▸ What is expected
Take every line from the listing below that includes "JSON" and copy it.
□ □ □
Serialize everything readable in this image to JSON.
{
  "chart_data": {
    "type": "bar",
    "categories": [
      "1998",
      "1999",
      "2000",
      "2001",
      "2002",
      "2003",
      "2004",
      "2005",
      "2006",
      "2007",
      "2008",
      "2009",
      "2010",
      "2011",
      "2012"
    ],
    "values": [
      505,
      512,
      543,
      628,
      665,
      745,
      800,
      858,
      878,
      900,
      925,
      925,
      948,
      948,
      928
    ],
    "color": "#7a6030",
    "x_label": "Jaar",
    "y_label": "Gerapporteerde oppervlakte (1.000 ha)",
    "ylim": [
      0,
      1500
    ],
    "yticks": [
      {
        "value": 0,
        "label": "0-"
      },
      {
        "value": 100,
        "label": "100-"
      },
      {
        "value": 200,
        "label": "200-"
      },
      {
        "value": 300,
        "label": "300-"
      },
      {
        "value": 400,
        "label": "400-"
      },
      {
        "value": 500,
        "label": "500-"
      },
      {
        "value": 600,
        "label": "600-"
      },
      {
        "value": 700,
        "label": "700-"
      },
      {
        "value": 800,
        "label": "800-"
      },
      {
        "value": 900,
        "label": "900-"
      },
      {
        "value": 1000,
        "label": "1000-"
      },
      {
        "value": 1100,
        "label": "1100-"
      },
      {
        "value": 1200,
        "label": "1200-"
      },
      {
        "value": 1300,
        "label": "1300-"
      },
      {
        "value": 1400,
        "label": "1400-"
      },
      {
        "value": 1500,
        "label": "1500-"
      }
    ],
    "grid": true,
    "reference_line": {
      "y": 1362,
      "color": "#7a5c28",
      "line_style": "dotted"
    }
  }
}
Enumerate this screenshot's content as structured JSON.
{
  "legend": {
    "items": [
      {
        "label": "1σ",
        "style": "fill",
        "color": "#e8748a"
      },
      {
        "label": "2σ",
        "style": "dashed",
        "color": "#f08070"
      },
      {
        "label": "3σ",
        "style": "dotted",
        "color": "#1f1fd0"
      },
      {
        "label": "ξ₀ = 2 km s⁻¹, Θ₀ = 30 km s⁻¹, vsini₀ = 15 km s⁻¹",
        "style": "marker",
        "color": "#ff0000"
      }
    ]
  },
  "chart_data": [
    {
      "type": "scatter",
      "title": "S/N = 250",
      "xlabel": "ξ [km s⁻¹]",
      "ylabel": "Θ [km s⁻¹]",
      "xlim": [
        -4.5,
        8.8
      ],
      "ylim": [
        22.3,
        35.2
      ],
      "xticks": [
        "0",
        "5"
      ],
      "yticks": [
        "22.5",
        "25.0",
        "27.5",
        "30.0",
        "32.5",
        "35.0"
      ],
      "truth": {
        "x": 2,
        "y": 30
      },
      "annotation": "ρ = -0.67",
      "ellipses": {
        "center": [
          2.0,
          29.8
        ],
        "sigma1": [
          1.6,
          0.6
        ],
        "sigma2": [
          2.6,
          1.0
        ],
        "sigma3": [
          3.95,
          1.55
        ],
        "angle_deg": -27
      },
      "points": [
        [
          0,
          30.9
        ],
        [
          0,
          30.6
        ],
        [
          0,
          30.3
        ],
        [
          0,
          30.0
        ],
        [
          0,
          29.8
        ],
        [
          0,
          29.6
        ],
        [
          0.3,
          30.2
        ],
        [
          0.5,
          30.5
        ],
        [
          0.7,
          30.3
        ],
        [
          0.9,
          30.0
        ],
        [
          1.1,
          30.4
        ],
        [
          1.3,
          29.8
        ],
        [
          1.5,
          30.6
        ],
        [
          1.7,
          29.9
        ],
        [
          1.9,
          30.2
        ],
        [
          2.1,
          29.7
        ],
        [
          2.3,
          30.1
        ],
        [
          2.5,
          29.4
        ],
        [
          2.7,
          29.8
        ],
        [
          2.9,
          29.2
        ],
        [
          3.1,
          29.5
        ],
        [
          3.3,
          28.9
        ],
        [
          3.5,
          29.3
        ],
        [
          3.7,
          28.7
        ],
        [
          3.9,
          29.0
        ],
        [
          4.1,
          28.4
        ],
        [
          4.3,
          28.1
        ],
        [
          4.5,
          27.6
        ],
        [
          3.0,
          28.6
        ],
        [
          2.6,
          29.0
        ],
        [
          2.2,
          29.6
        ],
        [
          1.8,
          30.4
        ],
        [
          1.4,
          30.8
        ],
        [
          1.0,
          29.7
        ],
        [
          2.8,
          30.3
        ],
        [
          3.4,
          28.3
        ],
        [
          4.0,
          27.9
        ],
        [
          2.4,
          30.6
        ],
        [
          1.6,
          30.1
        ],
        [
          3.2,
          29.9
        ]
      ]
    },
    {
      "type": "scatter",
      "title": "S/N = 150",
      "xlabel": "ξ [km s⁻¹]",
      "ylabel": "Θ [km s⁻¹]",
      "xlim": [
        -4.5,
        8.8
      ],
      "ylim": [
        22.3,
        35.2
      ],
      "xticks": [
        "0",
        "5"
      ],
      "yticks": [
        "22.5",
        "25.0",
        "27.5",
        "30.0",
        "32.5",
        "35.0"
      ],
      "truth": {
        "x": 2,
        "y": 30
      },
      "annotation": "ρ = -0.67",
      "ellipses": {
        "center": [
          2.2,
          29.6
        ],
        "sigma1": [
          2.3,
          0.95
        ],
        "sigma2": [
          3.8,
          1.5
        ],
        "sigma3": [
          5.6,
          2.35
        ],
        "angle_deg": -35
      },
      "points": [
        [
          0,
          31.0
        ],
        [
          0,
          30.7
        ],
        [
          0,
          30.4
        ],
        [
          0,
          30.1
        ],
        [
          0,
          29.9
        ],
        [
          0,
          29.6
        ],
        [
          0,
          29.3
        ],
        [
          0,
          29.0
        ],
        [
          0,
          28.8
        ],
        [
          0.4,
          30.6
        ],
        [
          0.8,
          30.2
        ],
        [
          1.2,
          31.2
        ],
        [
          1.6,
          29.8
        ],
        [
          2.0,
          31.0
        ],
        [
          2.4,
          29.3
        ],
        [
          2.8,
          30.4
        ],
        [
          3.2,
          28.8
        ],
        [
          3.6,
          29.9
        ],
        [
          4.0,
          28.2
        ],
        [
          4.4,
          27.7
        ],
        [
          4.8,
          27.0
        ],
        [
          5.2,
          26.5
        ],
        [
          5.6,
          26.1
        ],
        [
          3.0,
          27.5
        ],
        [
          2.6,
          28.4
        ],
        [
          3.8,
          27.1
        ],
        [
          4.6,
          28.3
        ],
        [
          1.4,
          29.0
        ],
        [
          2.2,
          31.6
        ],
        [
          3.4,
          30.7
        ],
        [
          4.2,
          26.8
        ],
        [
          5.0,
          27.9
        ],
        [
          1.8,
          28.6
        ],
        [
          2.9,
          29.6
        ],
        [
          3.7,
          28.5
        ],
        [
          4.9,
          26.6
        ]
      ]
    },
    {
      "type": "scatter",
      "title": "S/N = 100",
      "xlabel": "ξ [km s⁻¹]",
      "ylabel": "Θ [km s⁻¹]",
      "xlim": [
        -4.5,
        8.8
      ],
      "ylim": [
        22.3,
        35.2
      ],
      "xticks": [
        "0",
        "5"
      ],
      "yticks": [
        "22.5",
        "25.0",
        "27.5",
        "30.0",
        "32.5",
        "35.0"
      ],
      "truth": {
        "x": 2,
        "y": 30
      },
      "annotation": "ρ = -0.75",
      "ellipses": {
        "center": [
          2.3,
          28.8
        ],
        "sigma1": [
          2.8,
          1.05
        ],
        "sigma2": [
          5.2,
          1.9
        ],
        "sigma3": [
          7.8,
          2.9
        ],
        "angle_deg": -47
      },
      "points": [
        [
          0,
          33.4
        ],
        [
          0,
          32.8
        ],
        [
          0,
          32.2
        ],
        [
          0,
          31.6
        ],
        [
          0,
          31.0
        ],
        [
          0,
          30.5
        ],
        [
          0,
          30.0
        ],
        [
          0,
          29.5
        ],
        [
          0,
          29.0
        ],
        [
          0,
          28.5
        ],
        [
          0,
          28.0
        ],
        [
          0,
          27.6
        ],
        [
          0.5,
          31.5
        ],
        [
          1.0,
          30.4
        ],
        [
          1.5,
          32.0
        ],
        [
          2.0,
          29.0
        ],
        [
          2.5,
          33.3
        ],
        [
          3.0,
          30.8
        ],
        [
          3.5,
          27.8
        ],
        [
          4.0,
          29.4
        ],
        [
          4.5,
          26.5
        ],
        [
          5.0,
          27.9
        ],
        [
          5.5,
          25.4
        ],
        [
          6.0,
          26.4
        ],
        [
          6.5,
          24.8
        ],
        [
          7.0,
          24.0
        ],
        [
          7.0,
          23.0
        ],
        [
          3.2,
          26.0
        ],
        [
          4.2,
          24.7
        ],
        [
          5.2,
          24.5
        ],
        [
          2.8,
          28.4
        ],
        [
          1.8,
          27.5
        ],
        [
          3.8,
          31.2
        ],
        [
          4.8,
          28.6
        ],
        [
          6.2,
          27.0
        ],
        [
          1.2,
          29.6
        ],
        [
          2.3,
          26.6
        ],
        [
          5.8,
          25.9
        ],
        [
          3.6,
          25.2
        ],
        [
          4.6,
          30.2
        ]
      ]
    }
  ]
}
□ □ □
▸ Answer to the exercise
Serialize everything readable in this image to JSON.
Enumerate this screenshot's content as structured JSON.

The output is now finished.